(TASK PROMPT): Show every line below where "customer" can be found.

(DATA SECTION):
START
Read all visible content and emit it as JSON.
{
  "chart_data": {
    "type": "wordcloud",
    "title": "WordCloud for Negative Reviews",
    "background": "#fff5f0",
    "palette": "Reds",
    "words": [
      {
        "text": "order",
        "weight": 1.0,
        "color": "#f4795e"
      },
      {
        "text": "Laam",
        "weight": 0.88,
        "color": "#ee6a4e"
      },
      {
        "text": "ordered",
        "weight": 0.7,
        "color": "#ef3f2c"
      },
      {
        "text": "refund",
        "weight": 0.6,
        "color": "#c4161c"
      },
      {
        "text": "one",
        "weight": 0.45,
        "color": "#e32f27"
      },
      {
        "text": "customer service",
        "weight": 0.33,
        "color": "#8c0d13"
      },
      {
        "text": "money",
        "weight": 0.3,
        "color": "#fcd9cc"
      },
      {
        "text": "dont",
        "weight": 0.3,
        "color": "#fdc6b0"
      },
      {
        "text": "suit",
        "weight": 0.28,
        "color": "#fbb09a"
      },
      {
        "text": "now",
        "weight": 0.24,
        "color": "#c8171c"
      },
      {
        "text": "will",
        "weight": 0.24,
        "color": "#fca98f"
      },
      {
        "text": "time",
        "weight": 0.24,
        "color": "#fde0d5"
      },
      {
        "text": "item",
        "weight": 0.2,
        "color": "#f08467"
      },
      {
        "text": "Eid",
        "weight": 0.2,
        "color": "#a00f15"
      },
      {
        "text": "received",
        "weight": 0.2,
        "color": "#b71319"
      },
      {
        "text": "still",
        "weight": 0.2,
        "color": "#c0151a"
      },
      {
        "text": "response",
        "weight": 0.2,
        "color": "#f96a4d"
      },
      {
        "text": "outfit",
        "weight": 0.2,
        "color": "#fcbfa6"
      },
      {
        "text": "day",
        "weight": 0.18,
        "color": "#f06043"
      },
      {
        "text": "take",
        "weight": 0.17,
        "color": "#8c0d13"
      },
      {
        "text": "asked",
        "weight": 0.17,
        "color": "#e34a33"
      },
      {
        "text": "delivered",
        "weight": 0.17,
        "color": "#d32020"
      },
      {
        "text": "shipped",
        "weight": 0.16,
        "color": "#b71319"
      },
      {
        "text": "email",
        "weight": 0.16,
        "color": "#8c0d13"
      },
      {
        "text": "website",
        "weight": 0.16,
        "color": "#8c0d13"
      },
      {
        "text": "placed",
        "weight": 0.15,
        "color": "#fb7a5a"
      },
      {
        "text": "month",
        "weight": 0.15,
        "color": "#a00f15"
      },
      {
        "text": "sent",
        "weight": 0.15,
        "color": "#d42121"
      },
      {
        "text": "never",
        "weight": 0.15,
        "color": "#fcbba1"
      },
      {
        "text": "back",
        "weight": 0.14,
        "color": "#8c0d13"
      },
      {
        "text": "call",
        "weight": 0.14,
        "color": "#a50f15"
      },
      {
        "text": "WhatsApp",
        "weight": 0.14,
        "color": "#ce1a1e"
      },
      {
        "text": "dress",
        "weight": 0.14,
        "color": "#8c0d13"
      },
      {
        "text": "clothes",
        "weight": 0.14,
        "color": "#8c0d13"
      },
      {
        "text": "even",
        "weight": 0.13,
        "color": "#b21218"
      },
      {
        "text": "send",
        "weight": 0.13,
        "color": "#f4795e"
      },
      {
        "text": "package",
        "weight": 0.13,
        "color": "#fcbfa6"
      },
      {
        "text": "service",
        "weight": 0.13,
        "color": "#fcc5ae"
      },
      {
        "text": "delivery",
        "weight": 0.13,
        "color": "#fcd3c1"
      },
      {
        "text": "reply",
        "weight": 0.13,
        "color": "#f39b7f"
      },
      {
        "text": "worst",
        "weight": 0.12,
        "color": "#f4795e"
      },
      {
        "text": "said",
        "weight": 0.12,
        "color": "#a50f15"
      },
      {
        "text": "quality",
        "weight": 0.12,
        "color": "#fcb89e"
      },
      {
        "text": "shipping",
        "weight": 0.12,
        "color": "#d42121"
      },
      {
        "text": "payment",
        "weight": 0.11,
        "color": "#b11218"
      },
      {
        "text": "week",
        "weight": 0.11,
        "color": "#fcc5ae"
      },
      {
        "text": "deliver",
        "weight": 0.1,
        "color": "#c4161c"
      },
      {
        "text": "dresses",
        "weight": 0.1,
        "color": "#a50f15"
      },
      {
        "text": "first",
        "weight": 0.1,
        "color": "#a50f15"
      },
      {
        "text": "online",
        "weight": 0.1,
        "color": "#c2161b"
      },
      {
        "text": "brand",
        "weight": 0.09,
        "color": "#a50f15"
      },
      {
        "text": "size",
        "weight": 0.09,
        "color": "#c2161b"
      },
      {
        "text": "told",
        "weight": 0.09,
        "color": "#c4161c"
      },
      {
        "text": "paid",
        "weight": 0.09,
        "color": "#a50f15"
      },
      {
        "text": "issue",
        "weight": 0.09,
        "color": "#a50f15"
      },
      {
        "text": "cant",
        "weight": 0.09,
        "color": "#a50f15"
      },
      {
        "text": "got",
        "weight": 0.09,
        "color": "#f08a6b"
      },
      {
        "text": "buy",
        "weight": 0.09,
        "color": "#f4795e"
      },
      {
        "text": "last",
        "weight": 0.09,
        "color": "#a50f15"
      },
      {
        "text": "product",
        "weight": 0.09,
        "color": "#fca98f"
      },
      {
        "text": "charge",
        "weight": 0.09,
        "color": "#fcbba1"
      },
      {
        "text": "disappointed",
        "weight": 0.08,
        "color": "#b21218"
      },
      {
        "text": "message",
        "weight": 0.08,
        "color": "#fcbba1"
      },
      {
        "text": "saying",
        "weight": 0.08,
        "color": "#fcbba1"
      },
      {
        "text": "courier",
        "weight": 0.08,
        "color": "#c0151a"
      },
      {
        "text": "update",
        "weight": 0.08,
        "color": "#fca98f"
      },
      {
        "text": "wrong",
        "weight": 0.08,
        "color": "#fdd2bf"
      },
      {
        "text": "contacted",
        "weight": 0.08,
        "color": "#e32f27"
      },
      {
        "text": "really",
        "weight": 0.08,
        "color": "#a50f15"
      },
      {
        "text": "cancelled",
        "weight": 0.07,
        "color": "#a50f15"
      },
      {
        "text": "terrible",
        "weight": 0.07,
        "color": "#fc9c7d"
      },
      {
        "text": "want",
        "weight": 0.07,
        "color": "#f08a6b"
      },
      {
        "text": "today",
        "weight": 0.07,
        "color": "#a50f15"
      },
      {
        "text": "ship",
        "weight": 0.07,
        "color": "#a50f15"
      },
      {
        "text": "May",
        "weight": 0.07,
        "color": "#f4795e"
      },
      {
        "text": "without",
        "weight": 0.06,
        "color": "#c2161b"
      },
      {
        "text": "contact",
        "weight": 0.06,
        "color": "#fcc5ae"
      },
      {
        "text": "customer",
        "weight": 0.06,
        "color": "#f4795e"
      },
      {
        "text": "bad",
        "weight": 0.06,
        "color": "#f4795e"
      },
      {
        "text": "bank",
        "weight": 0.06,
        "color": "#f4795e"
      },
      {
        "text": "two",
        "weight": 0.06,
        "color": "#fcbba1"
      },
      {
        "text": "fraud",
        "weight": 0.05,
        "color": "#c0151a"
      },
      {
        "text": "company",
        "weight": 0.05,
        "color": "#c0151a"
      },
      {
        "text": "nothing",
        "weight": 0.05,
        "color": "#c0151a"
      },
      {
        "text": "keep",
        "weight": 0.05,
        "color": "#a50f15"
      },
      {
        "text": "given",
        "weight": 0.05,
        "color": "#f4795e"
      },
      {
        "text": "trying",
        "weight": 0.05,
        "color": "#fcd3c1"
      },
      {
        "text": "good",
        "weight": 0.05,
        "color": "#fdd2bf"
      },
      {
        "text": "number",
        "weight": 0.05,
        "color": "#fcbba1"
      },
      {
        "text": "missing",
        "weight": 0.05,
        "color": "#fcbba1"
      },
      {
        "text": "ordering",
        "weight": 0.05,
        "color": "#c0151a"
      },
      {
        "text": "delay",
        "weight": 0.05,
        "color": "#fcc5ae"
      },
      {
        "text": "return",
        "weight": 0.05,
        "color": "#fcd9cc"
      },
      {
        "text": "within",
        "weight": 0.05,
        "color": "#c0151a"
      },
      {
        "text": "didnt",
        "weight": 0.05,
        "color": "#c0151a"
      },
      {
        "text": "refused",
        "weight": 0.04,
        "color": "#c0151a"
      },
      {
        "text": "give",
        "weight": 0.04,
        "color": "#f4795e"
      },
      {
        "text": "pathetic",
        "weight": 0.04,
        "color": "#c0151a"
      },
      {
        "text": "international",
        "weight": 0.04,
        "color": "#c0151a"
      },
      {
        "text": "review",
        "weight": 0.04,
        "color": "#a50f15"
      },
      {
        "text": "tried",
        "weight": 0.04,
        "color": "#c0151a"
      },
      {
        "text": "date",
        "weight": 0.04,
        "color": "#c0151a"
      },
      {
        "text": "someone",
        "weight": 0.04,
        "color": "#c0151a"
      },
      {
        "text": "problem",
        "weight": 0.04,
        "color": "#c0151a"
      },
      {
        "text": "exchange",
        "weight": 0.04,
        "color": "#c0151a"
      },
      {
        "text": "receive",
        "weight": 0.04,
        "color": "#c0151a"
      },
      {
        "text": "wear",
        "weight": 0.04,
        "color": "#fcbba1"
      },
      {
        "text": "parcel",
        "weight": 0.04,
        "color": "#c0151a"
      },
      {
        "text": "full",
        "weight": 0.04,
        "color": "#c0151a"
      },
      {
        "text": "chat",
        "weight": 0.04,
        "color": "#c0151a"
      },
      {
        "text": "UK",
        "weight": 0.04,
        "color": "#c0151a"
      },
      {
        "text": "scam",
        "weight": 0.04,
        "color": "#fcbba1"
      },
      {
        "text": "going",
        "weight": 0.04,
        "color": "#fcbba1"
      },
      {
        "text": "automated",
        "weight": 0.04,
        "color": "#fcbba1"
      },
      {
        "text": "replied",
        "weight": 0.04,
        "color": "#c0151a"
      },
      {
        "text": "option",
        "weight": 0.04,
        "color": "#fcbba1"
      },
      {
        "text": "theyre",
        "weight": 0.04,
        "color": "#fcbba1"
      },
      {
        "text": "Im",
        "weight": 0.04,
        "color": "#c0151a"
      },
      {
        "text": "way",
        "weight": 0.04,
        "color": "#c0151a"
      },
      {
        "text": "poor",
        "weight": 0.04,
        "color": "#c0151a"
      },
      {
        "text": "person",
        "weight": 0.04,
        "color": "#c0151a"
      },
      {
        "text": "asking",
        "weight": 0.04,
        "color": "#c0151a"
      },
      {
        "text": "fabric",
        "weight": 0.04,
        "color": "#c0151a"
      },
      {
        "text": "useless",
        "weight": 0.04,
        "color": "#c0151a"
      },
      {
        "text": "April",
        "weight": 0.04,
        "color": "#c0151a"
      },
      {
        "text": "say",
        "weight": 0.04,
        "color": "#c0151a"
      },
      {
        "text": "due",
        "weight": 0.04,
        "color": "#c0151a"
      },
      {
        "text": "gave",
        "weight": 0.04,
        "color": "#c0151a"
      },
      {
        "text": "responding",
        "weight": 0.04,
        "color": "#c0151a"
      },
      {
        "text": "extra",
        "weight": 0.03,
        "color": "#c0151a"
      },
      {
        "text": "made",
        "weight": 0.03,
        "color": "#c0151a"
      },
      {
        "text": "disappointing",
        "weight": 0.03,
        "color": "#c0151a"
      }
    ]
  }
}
END
(OUTPUT):
        "text": "customer service",
        "text": "customer",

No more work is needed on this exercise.